=== Text shown ===
***

I started off implementing an SmtpClient with support for SASL authentication, STARTTLS, and PIPELINING support.
Soon after, I began working on a Pop3Client that was designed such that I could use MimeKit to parse messages on the fly, directly from the socket, without needing to read the message data line-by-line looking for a ".\r\n" sequence, concatenating the lines into a massive memory buffer before I could start to parse the message. This fact, combined with the fact that MimeKit's message parser is orders of magnitude faster than any other .NET parser I could find, makes MailKit the fastest POP3 library the world has ever seen.
After a month or so of avoiding the inevitable, I finally began working on an ImapClient which took me roughly two weeks to produce the initial prototype (compared to a single weekend for each of the other protocols). After many months of implementing dozens of the more widely used IMAP4 extensions (including the GMail extensions) and tweaking the APIs (along with bug fixing) thanks to feedback from some of the early adopters, I believe that it is finally complete enough to call 1.0.
In July, at the request of someone involved with a number of the IETF email-related specifications, I also implemented support for the new Internationalized Email standards, making MimeKit and MailKit the first - and only - .NET email libraries to support these standards.
If you want to do anything at all related to email in .NET, take a look at MimeKit and MailKit. I guarantee that you will not be disappointed.
Monday, February 3, 2014
Introducing MailKit, a cross-platform .NET mail-client library
Let's just say,
Challenge... ACCEPTED!
I started off back in early December writing an SmtpClient so that developers using MimeKit wouldn't have to convert a MimeMessage to a System.Net.Mail.MailMessage in order to send it using System.Net.Mail.SmtpClient. This went pretty quickly because I've implemented several SMTP clients in the past. Implementing the various SASL authentication mechanisms probably took as much or more time than implementing the SMTP protocol.
The following weekend, I ended up implementing a Pop3Client. Originally, I had planned on more-or-less cloning the API we had used in Evolution, but I decided that I would take a different approach. I designed a simple IMessageSpool interface which more closely follows the limited functionality of POP3 and mbox spools instead of trying to map the Pop3Client to a Store/Folder paradigm like JavaMail and Evolution do (Evolution's mail library was loosely based on JavaMail). Mapping mbox and POP3 spools to Stores and Folders in Evolution was, to my recollection, rather awkward and I wanted to avoid that with MailKit.

***

=== Data under study ===
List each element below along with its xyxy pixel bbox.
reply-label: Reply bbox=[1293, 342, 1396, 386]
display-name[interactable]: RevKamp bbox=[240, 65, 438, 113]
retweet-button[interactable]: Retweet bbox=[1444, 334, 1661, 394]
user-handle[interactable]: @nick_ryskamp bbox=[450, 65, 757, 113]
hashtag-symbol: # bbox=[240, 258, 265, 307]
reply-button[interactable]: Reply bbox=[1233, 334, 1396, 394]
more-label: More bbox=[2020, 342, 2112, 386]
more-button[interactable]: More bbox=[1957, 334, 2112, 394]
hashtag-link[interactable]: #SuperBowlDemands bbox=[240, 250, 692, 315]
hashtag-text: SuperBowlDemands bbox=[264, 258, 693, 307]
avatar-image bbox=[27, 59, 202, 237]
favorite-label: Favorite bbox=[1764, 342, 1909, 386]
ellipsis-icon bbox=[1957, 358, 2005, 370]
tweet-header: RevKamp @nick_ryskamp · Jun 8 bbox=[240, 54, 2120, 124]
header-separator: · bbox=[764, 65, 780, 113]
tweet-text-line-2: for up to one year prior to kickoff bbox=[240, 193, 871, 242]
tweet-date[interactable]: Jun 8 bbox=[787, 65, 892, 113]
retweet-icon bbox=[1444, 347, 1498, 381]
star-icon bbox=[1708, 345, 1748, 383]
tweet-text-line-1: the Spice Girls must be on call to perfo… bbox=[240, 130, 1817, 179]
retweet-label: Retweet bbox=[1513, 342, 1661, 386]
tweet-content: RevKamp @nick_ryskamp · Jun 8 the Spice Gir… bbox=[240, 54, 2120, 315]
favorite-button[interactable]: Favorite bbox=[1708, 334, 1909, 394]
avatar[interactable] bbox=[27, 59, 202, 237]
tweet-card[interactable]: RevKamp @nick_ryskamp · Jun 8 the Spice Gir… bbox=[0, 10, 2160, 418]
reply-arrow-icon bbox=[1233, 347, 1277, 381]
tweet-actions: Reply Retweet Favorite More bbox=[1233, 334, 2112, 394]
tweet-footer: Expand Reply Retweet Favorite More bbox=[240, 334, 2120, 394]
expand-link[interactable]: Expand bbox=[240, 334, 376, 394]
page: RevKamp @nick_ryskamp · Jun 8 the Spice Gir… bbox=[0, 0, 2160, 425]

***

=== Exercise ===
Continue the account of building MailKit's mail clients from the end of its last paragraph.

=== Exercise answer ===
At first I was loathe to do it, but over the past 2 weeks I ended up writing an ImapClient as well. I'm sure Philip van Hoof will be pleased to note that I have a very nice BODYSTRUCTURE parser, although that API is not publicly exported.
Unlike the SmtpClient and Pop3Client, the ImapClient does not have all of its functionality on a single public class. Instead, ImapClient implements an IMessageStore which has a limited API, mostly meant for getting IFolders. I imagine that those who are familiar with the JavaMail and/or Evolution (Camel) APIs will recognize this design.
The IFolder interface isn't designed to be exactly like the JavaMail Folder API, though. I've been designing the interface incrementally as I implement the various IMAP extensions (I've found at least 37 of them at the time of this blog post, although I don't think I'll bother with ACL, MAILBOX-REFERRAL, or LOGIN-REFERRAL), so the API may continue to evolve as I go, but I think what I've got now will likely remain - I'll probably just be including additional APIs for the new stuff.
So far, I've implemented the following IMAP extensions: LITERAL+, NAMESPACE, CHILDREN, LOGIN-DISABLED, STARTTLS, MULTIAPPEND, UNSELECT, UIDPLUS, CONDSTORE, ESEARCH, SASL-IR, SORT, THREAD, SPECIAL-USE, MOVE, XLIST, and X-GM-EXT1. Phew, that was exhausting listing all of those!
Also news-worthy is that MimeKit is now equally as fast as GMime, which is pretty impressive considering that it is fully managed C# code.
Download MailKit 0.2 now and let the hacking begin!